EXERCISE ▸ In the listing below, count each line containing "Segmentation" and answer with the count only.

* Begin DATA LINES *

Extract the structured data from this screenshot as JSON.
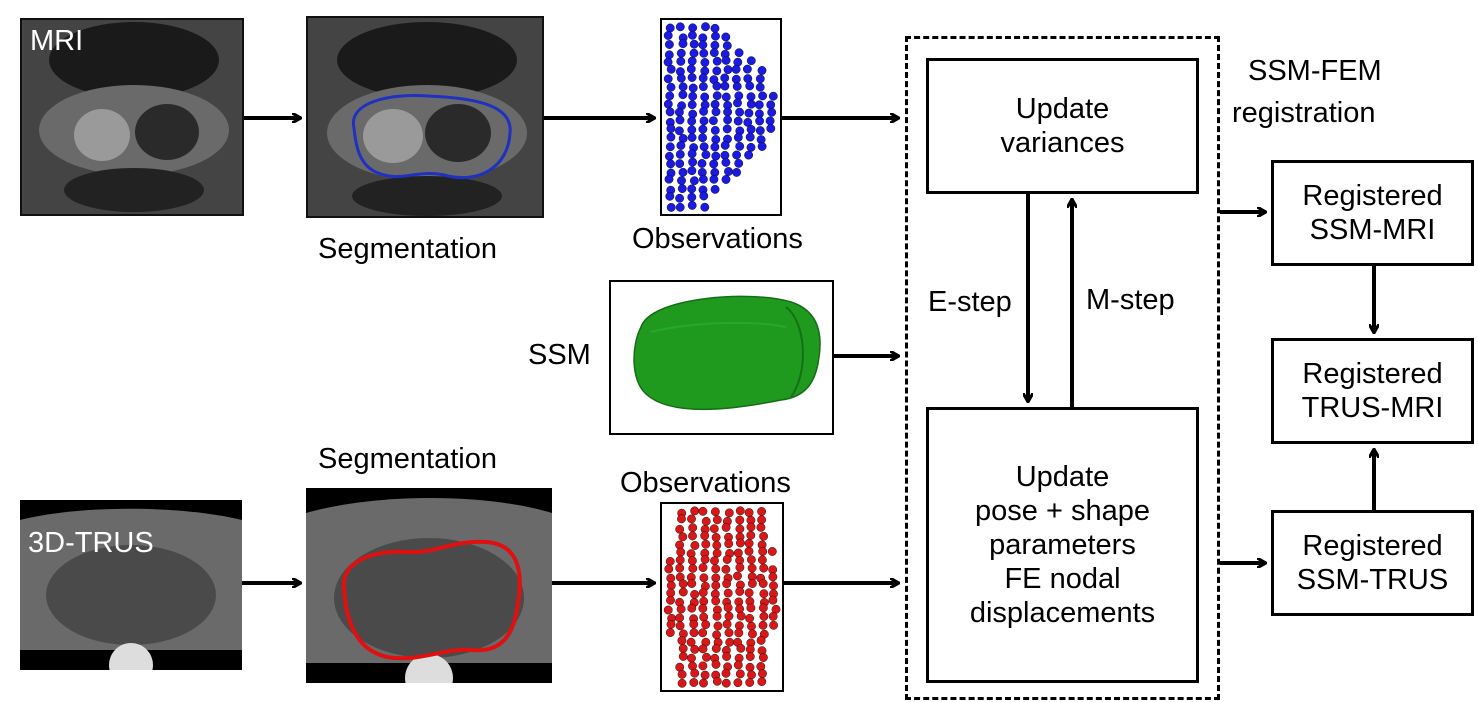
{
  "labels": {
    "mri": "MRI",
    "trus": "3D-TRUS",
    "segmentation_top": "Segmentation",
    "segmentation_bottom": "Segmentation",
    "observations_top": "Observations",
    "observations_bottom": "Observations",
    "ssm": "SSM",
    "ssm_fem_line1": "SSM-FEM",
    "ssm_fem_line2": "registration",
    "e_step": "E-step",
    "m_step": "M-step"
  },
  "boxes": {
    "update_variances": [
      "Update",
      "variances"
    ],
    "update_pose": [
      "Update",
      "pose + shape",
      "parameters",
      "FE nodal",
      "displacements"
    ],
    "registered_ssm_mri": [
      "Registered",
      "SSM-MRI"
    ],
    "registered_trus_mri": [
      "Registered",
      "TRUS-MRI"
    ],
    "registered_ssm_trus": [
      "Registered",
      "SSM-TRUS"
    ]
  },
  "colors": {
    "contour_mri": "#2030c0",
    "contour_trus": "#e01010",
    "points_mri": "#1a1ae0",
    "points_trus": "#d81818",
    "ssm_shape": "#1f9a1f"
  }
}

* End DATA LINES *

EXERCISE SOLUTION ▸ 2